From the entries below, please gather each line containing the string "possible".

── Stored data ──

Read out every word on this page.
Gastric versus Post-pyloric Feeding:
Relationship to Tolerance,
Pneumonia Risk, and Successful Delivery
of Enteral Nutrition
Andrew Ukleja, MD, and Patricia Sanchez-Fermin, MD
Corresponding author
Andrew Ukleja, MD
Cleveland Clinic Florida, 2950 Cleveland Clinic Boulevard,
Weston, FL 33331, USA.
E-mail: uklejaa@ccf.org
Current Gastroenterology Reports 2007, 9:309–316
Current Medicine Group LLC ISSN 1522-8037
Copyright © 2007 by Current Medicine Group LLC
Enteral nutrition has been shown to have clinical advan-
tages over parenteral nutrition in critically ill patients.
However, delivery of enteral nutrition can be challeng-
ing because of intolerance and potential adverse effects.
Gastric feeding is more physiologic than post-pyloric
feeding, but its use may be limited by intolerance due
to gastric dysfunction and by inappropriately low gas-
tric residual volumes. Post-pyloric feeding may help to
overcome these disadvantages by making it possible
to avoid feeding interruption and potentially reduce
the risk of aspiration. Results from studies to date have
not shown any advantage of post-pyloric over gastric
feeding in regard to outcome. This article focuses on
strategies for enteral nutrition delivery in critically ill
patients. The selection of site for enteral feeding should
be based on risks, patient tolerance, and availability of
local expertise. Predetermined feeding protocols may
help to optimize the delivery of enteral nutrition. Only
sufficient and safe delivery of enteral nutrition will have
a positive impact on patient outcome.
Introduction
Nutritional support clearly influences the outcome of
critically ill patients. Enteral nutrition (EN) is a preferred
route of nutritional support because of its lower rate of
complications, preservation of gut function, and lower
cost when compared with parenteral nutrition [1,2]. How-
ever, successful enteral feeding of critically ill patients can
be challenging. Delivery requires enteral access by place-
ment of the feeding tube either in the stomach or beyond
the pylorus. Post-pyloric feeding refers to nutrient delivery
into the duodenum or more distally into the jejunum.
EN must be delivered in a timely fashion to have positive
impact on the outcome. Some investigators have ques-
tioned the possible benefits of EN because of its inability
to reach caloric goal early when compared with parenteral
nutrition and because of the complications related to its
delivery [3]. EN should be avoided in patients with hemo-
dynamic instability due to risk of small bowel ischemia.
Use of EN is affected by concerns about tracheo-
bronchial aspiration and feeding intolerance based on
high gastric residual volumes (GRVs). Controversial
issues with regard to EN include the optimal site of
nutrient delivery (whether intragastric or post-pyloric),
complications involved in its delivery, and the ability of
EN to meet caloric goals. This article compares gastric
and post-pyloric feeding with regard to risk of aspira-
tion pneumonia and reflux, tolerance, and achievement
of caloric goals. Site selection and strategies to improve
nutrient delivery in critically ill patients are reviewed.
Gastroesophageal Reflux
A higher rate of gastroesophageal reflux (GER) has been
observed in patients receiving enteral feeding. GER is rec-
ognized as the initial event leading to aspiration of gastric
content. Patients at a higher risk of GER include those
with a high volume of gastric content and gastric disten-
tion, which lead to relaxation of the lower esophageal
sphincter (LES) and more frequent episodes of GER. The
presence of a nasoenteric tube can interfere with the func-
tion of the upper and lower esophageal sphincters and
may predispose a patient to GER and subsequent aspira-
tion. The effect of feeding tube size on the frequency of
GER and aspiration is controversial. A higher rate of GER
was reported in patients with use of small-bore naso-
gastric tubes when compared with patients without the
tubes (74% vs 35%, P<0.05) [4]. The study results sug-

───
── Stored data ──

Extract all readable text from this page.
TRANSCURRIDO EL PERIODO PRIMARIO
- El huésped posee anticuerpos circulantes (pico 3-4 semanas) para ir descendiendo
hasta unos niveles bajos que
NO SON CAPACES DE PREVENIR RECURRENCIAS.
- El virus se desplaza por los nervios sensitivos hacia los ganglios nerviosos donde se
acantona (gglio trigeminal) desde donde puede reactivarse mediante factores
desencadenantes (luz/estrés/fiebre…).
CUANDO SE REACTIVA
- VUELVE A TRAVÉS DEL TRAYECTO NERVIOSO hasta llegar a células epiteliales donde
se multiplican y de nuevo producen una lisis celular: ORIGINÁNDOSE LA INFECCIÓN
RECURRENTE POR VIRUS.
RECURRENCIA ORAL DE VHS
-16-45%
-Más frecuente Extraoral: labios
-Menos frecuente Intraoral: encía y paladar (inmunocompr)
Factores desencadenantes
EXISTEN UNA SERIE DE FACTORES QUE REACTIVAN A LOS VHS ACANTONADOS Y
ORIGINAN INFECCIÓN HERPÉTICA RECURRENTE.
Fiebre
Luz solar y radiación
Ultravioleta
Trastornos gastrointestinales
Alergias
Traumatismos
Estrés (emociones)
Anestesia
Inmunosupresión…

───
── Stored data ──

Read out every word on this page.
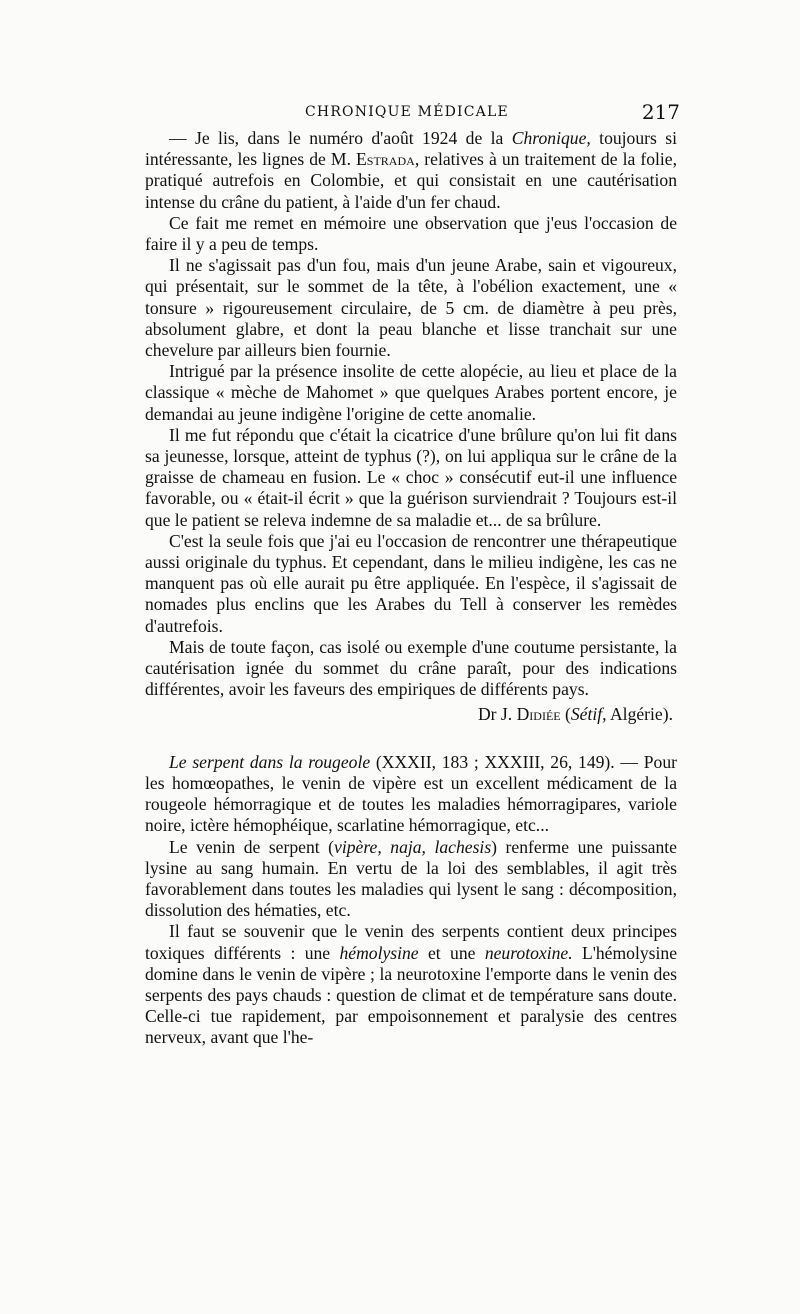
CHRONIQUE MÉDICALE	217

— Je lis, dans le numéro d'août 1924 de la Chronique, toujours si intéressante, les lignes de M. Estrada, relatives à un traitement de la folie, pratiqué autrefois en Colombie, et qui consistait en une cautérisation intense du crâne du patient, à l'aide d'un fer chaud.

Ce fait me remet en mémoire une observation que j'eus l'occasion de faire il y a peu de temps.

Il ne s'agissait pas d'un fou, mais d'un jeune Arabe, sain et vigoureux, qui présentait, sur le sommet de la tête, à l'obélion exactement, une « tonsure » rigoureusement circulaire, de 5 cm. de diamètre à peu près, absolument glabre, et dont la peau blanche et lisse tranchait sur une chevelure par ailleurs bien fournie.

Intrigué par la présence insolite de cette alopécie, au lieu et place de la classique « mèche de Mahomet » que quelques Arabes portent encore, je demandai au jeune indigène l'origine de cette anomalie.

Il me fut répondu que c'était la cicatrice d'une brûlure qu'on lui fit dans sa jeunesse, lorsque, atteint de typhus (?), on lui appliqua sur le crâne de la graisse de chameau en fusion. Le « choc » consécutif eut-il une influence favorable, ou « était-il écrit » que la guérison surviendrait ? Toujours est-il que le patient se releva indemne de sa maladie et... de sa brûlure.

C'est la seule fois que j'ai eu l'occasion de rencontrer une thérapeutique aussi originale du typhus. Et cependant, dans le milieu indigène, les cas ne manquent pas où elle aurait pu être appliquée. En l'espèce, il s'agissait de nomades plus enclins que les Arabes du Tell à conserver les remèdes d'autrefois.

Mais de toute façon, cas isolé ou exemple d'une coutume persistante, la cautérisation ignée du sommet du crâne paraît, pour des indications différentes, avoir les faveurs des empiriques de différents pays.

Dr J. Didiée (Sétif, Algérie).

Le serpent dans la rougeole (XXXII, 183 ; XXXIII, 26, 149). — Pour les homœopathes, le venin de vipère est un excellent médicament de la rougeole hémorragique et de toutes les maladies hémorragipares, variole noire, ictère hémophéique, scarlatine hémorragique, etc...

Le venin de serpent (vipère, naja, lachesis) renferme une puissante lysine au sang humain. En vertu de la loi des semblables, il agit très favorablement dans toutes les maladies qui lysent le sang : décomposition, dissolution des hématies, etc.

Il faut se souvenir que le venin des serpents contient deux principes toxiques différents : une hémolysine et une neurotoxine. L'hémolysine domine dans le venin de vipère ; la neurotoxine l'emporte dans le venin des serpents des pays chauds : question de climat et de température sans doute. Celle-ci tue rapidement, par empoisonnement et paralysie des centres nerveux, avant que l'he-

───

Response area:
overcome these disadvantages by making it possible
tioned the possible benefits of EN because of its inability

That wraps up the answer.